╭─ Records to process

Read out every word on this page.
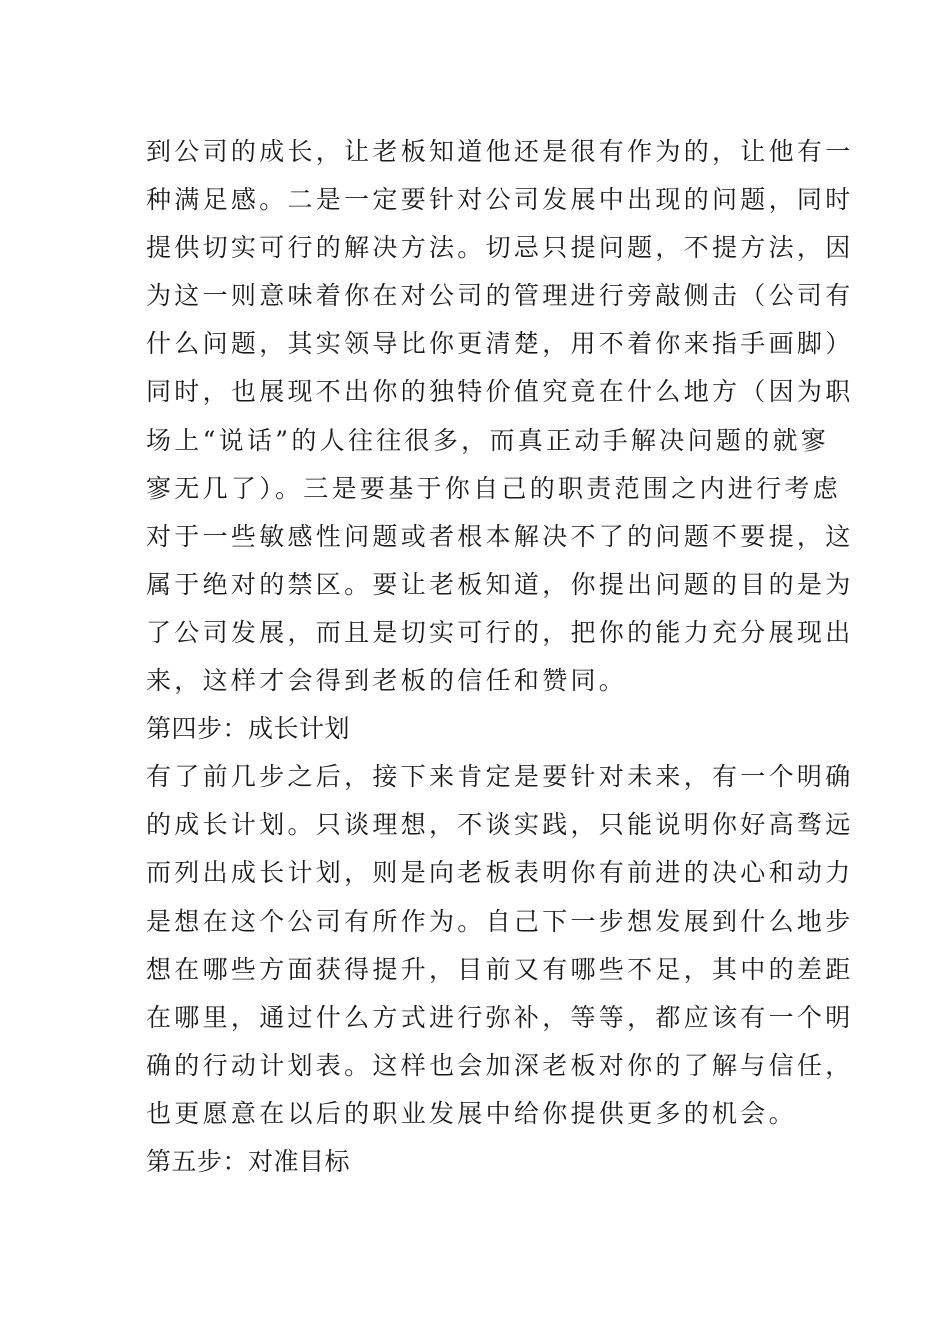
到公司的成长，让老板知道他还是很有作为的，让他有一
种满足感。二是一定要针对公司发展中出现的问题，同时
提供切实可行的解决方法。切忌只提问题，不提方法，因
为这一则意味着你在对公司的管理进行旁敲侧击（公司有
什么问题，其实领导比你更清楚，用不着你来指手画脚）
同时，也展现不出你的独特价值究竟在什么地方（因为职
场上“说话”的人往往很多，而真正动手解决问题的就寥
寥无几了）。三是要基于你自己的职责范围之内进行考虑
对于一些敏感性问题或者根本解决不了的问题不要提，这
属于绝对的禁区。要让老板知道，你提出问题的目的是为
了公司发展，而且是切实可行的，把你的能力充分展现出
来，这样才会得到老板的信任和赞同。
第四步：成长计划
有了前几步之后，接下来肯定是要针对未来，有一个明确
的成长计划。只谈理想，不谈实践，只能说明你好高骛远
而列出成长计划，则是向老板表明你有前进的决心和动力
是想在这个公司有所作为。自己下一步想发展到什么地步
想在哪些方面获得提升，目前又有哪些不足，其中的差距
在哪里，通过什么方式进行弥补，等等，都应该有一个明
确的行动计划表。这样也会加深老板对你的了解与信任，
也更愿意在以后的职业发展中给你提供更多的机会。
第五步：对准目标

╰─

Exercise instructions:
Copy out all of the material exactly as written, without its pictures.

Response to the exercise:
Read out every word on this page.
到公司的成长，让老板知道他还是很有作为的，让他有一
种满足感。二是一定要针对公司发展中出现的问题，同时
提供切实可行的解决方法。切忌只提问题，不提方法，因
为这一则意味着你在对公司的管理进行旁敲侧击（公司有
什么问题，其实领导比你更清楚，用不着你来指手画脚）
同时，也展现不出你的独特价值究竟在什么地方（因为职
场上“说话”的人往往很多，而真正动手解决问题的就寥
寥无几了）。三是要基于你自己的职责范围之内进行考虑
对于一些敏感性问题或者根本解决不了的问题不要提，这
属于绝对的禁区。要让老板知道，你提出问题的目的是为
了公司发展，而且是切实可行的，把你的能力充分展现出
来，这样才会得到老板的信任和赞同。
第四步：成长计划
有了前几步之后，接下来肯定是要针对未来，有一个明确
的成长计划。只谈理想，不谈实践，只能说明你好高骛远
而列出成长计划，则是向老板表明你有前进的决心和动力
是想在这个公司有所作为。自己下一步想发展到什么地步
想在哪些方面获得提升，目前又有哪些不足，其中的差距
在哪里，通过什么方式进行弥补，等等，都应该有一个明
确的行动计划表。这样也会加深老板对你的了解与信任，
也更愿意在以后的职业发展中给你提供更多的机会。
第五步：对准目标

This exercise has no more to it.